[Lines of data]
# # # # # # #

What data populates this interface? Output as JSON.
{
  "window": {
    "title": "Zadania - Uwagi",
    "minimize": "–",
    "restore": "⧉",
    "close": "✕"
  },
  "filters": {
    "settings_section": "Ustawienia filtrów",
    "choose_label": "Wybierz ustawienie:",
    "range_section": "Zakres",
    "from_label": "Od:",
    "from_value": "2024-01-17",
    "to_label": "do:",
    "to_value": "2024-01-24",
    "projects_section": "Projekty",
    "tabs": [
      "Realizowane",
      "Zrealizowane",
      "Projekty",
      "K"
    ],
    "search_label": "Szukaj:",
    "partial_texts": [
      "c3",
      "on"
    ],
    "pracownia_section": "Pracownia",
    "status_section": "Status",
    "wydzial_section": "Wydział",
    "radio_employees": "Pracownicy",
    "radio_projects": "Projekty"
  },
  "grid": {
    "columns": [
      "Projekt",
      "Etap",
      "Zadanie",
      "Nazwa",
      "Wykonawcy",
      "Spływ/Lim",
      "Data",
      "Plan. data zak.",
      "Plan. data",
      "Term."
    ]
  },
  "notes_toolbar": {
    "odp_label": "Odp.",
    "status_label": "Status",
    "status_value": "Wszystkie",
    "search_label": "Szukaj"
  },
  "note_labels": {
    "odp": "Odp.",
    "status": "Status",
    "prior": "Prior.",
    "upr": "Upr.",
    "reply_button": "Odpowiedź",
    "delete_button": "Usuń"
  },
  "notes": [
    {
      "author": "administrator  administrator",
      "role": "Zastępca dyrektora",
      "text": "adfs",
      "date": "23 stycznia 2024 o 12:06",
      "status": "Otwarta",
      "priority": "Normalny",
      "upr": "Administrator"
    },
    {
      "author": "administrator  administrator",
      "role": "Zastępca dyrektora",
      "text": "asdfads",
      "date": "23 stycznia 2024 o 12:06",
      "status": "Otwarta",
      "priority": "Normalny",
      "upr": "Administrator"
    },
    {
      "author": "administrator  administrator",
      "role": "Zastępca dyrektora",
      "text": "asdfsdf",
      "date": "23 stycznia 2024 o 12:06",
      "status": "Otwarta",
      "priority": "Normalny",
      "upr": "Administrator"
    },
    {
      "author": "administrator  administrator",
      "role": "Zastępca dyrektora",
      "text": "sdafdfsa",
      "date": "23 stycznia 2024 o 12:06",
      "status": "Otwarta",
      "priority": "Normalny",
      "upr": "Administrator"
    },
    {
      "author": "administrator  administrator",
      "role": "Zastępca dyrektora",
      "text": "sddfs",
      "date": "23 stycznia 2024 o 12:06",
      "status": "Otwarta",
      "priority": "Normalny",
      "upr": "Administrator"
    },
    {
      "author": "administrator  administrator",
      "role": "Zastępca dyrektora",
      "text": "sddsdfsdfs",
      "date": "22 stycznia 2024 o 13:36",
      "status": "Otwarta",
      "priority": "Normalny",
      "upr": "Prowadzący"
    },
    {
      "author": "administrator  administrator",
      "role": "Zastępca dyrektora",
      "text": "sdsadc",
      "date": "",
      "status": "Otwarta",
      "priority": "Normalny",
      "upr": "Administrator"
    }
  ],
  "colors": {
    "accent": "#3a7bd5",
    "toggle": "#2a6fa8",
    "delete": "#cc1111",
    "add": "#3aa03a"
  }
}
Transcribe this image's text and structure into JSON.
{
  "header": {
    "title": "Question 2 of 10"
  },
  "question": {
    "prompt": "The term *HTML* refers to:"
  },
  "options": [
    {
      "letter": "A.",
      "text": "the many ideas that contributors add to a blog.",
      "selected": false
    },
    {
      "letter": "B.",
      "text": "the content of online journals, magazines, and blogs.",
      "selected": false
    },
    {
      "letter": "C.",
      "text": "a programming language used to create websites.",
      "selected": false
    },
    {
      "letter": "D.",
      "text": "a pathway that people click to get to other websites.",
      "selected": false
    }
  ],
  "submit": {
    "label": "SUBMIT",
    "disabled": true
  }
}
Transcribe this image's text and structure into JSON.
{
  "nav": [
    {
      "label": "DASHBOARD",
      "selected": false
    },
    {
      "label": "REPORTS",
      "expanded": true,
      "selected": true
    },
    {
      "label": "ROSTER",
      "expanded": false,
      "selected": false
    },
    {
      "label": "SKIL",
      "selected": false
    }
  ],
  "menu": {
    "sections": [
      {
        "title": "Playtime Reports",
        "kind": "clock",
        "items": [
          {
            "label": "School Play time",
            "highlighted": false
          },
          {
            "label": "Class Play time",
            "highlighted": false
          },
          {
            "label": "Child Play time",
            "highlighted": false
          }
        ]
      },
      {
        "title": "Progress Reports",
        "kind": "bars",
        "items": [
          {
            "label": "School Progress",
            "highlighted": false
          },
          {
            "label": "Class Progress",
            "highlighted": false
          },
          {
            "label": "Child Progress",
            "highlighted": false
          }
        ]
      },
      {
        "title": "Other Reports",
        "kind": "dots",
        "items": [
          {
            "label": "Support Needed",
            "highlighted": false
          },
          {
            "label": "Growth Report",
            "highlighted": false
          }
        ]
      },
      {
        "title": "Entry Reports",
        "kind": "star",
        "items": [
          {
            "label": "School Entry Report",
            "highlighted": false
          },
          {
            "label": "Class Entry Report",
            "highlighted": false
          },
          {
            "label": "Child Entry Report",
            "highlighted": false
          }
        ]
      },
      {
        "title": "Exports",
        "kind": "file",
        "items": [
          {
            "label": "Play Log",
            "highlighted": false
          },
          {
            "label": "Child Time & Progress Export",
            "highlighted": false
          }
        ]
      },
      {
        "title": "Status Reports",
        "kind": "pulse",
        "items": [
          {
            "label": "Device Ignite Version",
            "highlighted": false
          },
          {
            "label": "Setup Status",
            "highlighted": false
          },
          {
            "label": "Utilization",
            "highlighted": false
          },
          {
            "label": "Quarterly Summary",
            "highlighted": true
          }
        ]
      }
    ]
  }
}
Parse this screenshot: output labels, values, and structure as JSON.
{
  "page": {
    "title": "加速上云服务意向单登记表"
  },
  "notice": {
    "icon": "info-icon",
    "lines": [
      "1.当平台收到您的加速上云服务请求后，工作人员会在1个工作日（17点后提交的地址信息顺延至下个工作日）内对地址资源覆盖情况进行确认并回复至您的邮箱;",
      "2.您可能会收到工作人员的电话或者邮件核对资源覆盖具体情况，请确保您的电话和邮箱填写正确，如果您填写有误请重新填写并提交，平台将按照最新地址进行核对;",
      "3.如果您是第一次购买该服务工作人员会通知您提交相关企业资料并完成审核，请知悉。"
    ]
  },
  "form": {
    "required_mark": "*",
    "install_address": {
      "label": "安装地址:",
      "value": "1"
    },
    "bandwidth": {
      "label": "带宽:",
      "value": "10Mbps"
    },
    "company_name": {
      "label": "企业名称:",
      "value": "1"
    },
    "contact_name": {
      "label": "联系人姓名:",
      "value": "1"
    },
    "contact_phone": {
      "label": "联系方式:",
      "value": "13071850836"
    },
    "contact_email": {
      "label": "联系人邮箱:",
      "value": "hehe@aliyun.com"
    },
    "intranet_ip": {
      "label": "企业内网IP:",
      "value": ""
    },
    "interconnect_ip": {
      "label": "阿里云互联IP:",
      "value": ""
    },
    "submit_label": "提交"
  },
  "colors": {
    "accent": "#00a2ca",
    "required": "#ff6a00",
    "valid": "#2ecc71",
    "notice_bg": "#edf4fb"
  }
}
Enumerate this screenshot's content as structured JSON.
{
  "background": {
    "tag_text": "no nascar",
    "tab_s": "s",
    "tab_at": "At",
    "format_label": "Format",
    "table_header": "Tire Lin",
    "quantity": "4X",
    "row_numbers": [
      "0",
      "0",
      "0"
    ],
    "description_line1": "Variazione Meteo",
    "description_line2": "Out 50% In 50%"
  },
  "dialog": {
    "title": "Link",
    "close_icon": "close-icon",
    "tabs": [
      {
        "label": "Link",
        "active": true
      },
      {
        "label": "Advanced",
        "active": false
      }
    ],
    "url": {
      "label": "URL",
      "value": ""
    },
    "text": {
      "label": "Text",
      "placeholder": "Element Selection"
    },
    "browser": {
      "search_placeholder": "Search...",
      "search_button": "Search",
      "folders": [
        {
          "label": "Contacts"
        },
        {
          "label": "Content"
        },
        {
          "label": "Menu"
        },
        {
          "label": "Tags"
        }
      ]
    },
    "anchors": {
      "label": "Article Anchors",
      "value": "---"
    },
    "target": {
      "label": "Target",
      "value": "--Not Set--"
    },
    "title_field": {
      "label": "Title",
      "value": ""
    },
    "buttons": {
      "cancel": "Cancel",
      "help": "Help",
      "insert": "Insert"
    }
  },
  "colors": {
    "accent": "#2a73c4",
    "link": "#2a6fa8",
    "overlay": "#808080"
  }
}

# # # # # # #

* Work required *
From the data above, copy out every line with the string "School" in it.

* Complete answer *
            "label": "School Play time",
            "label": "School Progress",
            "label": "School Entry Report",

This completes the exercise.